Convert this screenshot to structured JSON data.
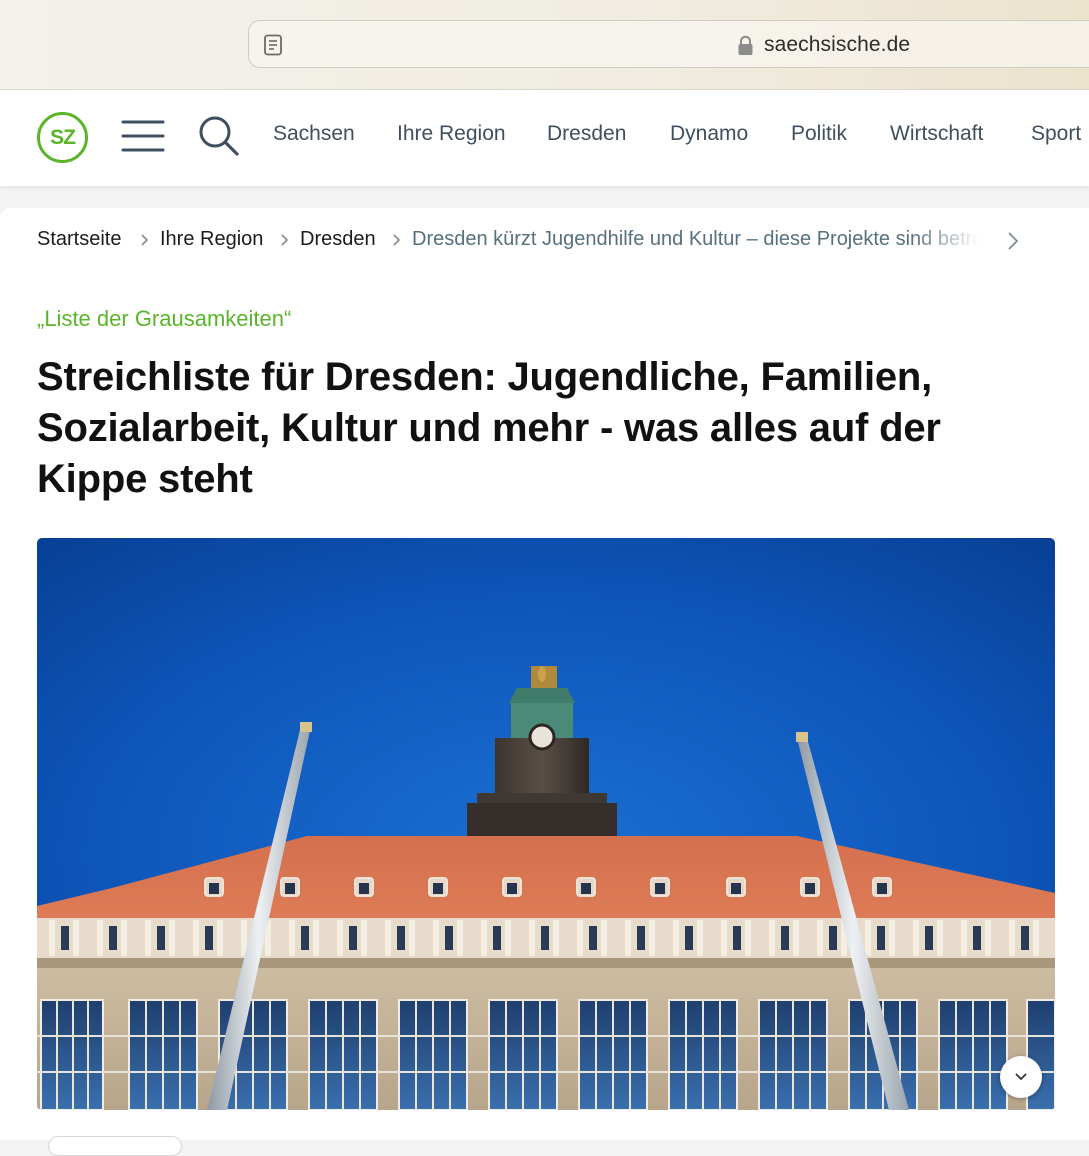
{
  "browser": {
    "url": "saechsische.de",
    "reader_icon": "reader-mode-icon",
    "lock_icon": "lock-icon"
  },
  "header": {
    "logo": "SZ",
    "menu_icon": "hamburger-menu-icon",
    "search_icon": "search-icon",
    "nav": [
      "Sachsen",
      "Ihre Region",
      "Dresden",
      "Dynamo",
      "Politik",
      "Wirtschaft",
      "Sport"
    ]
  },
  "breadcrumb": {
    "items": [
      "Startseite",
      "Ihre Region",
      "Dresden"
    ],
    "current": "Dresden kürzt Jugendhilfe und Kultur – diese Projekte sind betroffen"
  },
  "article": {
    "kicker": "„Liste der Grausamkeiten“",
    "headline": "Streichliste für Dresden: Jugendliche, Familien, Sozialarbeit, Kultur und mehr - was alles auf der Kippe steht"
  },
  "colors": {
    "brand_green": "#5ab52a",
    "nav_text": "#3f4f5f",
    "crumb_current": "#56707e"
  }
}
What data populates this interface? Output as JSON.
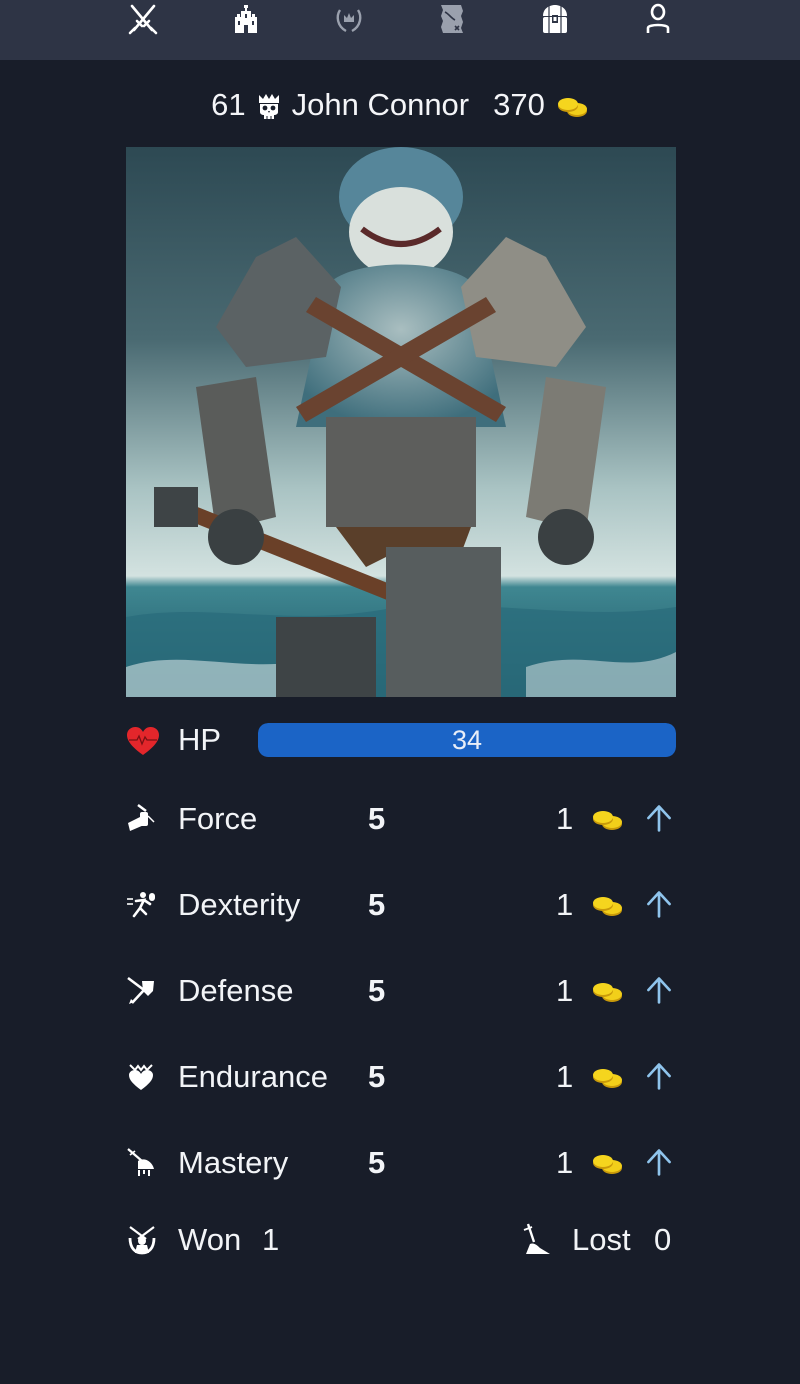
{
  "nav": {
    "items": [
      {
        "name": "battle",
        "icon": "crossed-swords-icon",
        "color": "#ffffff"
      },
      {
        "name": "castle",
        "icon": "castle-icon",
        "color": "#ffffff"
      },
      {
        "name": "rankings",
        "icon": "laurel-crown-icon",
        "color": "#9aa0ad"
      },
      {
        "name": "map",
        "icon": "treasure-map-icon",
        "color": "#9aa0ad"
      },
      {
        "name": "inventory",
        "icon": "treasure-chest-icon",
        "color": "#ffffff"
      },
      {
        "name": "profile",
        "icon": "user-icon",
        "color": "#ffffff"
      }
    ]
  },
  "player": {
    "level": "61",
    "level_icon": "crowned-skull-icon",
    "name": "John Connor",
    "gold": "370",
    "gold_icon": "gold-coins-icon"
  },
  "portrait": {
    "alt": "Armored shark warrior holding a hammer in stormy sea"
  },
  "hp": {
    "label": "HP",
    "value": "34",
    "fill_fraction": 1.0,
    "bar_color": "#1b64c6",
    "icon": "heartbeat-icon",
    "icon_color": "#e3262b"
  },
  "stats": [
    {
      "name": "Force",
      "value": "5",
      "cost": "1",
      "icon": "fist-icon"
    },
    {
      "name": "Dexterity",
      "value": "5",
      "cost": "1",
      "icon": "running-icon"
    },
    {
      "name": "Defense",
      "value": "5",
      "cost": "1",
      "icon": "shield-arrow-icon"
    },
    {
      "name": "Endurance",
      "value": "5",
      "cost": "1",
      "icon": "heart-crown-icon"
    },
    {
      "name": "Mastery",
      "value": "5",
      "cost": "1",
      "icon": "sword-slash-icon"
    }
  ],
  "upgrade_icon": "arrow-up-icon",
  "upgrade_color": "#8fc4ec",
  "coin_color": "#f2cf1a",
  "results": {
    "won_label": "Won",
    "won_value": "1",
    "lost_label": "Lost",
    "lost_value": "0"
  }
}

**Task details:** Repeat each line of the records above exactly, but do not copy the pictures.

**Completed exercise:**
Convert this screenshot to structured JSON data.
{
  "browser": {
    "url": "saechsische.de",
    "reader_icon": "reader-mode-icon",
    "lock_icon": "lock-icon"
  },
  "header": {
    "logo": "SZ",
    "menu_icon": "hamburger-menu-icon",
    "search_icon": "search-icon",
    "nav": [
      "Sachsen",
      "Ihre Region",
      "Dresden",
      "Dynamo",
      "Politik",
      "Wirtschaft",
      "Sport"
    ]
  },
  "breadcrumb": {
    "items": [
      "Startseite",
      "Ihre Region",
      "Dresden"
    ],
    "current": "Dresden kürzt Jugendhilfe und Kultur – diese Projekte sind betroffen"
  },
  "article": {
    "kicker": "„Liste der Grausamkeiten“",
    "headline": "Streichliste für Dresden: Jugendliche, Familien, Sozialarbeit, Kultur und mehr - was alles auf der Kippe steht"
  },
  "colors": {
    "brand_green": "#5ab52a",
    "nav_text": "#3f4f5f",
    "crumb_current": "#56707e"
  }
}
What data populates this interface? Output as JSON.
{
  "nav": {
    "items": [
      {
        "name": "battle",
        "icon": "crossed-swords-icon",
        "color": "#ffffff"
      },
      {
        "name": "castle",
        "icon": "castle-icon",
        "color": "#ffffff"
      },
      {
        "name": "rankings",
        "icon": "laurel-crown-icon",
        "color": "#9aa0ad"
      },
      {
        "name": "map",
        "icon": "treasure-map-icon",
        "color": "#9aa0ad"
      },
      {
        "name": "inventory",
        "icon": "treasure-chest-icon",
        "color": "#ffffff"
      },
      {
        "name": "profile",
        "icon": "user-icon",
        "color": "#ffffff"
      }
    ]
  },
  "player": {
    "level": "61",
    "level_icon": "crowned-skull-icon",
    "name": "John Connor",
    "gold": "370",
    "gold_icon": "gold-coins-icon"
  },
  "portrait": {
    "alt": "Armored shark warrior holding a hammer in stormy sea"
  },
  "hp": {
    "label": "HP",
    "value": "34",
    "fill_fraction": 1.0,
    "bar_color": "#1b64c6",
    "icon": "heartbeat-icon",
    "icon_color": "#e3262b"
  },
  "stats": [
    {
      "name": "Force",
      "value": "5",
      "cost": "1",
      "icon": "fist-icon"
    },
    {
      "name": "Dexterity",
      "value": "5",
      "cost": "1",
      "icon": "running-icon"
    },
    {
      "name": "Defense",
      "value": "5",
      "cost": "1",
      "icon": "shield-arrow-icon"
    },
    {
      "name": "Endurance",
      "value": "5",
      "cost": "1",
      "icon": "heart-crown-icon"
    },
    {
      "name": "Mastery",
      "value": "5",
      "cost": "1",
      "icon": "sword-slash-icon"
    }
  ],
  "upgrade_icon": "arrow-up-icon",
  "upgrade_color": "#8fc4ec",
  "coin_color": "#f2cf1a",
  "results": {
    "won_label": "Won",
    "won_value": "1",
    "lost_label": "Lost",
    "lost_value": "0"
  }
}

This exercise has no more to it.